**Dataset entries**
+ + +
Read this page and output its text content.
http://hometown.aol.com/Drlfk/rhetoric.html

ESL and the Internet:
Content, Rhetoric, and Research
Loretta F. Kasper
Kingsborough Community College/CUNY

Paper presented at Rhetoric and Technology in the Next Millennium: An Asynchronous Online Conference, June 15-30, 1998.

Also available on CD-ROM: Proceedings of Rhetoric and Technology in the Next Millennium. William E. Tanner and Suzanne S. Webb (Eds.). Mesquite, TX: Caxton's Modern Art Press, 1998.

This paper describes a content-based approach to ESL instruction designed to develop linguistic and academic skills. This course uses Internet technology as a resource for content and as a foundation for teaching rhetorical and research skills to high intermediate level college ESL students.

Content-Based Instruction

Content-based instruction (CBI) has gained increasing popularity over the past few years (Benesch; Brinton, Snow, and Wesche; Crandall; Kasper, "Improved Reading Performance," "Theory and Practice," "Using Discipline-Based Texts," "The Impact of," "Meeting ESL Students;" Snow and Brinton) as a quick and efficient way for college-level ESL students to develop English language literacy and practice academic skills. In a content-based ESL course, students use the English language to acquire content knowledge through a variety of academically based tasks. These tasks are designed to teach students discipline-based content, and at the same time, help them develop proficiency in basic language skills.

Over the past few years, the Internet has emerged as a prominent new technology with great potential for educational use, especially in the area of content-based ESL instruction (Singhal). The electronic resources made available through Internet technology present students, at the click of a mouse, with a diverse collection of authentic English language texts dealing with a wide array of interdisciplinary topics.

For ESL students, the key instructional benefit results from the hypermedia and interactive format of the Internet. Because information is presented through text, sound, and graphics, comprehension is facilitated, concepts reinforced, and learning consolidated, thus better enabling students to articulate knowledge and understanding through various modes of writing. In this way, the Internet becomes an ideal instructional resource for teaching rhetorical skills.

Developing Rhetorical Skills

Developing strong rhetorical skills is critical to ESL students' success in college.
+ + +
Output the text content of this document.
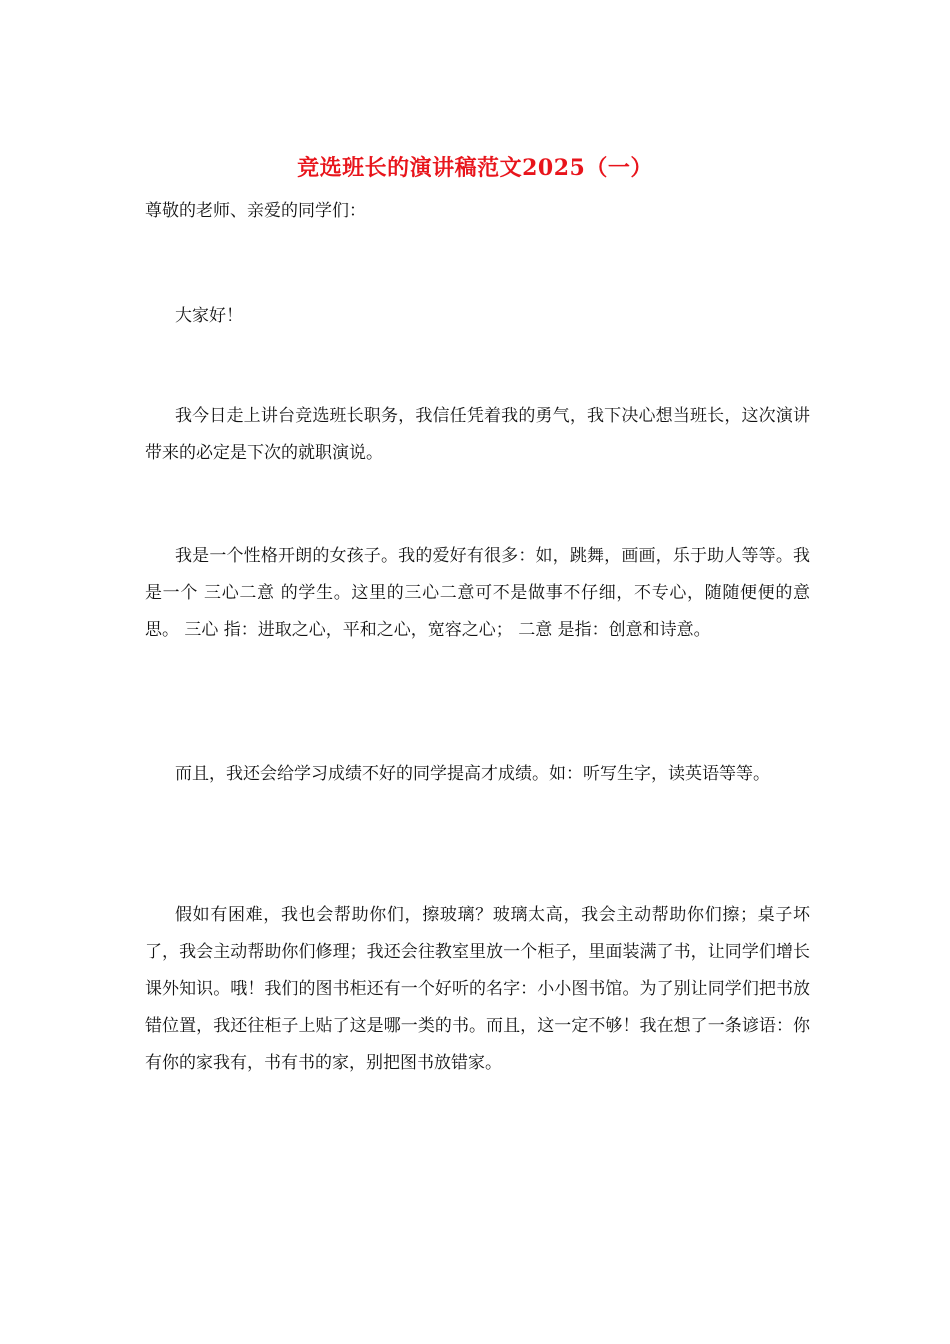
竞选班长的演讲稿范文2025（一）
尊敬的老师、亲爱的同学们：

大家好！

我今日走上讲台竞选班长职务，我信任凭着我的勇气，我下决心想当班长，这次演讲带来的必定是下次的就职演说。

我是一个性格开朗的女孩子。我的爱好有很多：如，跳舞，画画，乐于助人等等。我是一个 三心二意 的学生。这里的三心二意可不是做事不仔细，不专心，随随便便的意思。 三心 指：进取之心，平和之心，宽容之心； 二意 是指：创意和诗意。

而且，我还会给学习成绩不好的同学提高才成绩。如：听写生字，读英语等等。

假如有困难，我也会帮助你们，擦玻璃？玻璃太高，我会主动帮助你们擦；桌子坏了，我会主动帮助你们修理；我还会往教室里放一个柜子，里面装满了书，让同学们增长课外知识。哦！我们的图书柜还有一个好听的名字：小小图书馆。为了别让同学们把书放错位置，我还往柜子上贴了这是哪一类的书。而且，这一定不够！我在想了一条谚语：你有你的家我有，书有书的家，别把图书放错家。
+ + +
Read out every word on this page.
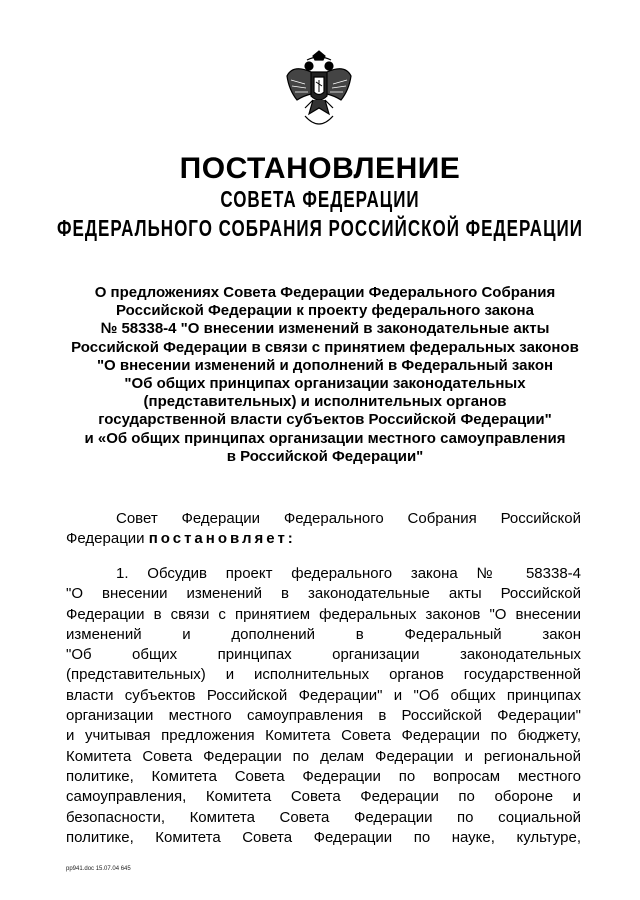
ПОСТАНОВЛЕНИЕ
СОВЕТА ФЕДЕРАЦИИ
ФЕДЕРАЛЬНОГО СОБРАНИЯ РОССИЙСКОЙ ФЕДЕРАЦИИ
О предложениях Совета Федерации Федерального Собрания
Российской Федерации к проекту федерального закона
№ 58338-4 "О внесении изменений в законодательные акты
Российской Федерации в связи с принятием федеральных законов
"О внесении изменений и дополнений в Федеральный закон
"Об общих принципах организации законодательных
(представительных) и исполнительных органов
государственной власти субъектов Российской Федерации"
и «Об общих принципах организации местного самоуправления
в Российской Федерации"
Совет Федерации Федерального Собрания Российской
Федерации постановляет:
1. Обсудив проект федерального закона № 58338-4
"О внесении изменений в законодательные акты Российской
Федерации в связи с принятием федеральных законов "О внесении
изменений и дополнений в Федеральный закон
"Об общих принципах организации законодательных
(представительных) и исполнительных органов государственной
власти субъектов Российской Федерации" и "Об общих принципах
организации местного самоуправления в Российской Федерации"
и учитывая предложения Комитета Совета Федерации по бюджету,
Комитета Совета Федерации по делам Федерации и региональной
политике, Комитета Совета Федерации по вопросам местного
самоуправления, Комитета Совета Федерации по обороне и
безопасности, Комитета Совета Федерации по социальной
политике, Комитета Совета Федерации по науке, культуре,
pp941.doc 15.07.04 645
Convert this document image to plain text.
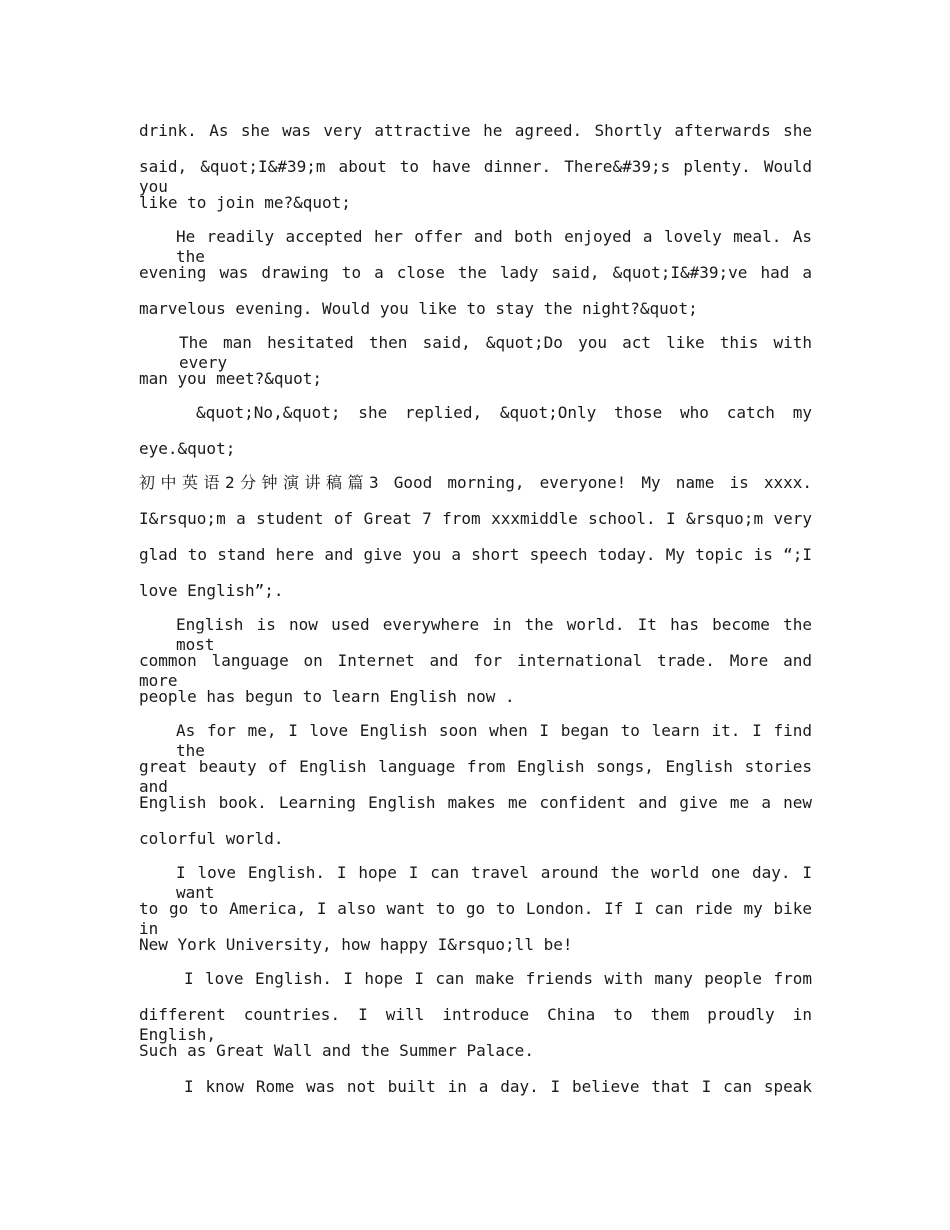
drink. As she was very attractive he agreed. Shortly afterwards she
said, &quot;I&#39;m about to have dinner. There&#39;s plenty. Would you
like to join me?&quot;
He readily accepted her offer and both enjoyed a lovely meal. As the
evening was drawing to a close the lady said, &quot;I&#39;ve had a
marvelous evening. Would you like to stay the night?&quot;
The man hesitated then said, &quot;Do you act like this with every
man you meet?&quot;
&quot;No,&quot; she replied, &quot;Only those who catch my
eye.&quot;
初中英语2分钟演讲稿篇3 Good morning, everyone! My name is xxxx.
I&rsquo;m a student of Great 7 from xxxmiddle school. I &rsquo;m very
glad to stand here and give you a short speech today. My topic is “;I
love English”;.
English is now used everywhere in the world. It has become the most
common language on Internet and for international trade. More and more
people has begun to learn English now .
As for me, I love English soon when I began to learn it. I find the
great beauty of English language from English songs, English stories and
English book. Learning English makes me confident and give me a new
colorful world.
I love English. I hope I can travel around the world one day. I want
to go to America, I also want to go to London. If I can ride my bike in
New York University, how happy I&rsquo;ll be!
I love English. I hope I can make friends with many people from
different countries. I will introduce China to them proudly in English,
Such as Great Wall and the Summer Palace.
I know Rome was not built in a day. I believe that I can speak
+ + +
**Set problem**
Check every line for "власти" and show the ones that have it.

**Exercise solution**
государственной власти субъектов Российской Федерации"
власти субъектов Российской Федерации" и "Об общих принципах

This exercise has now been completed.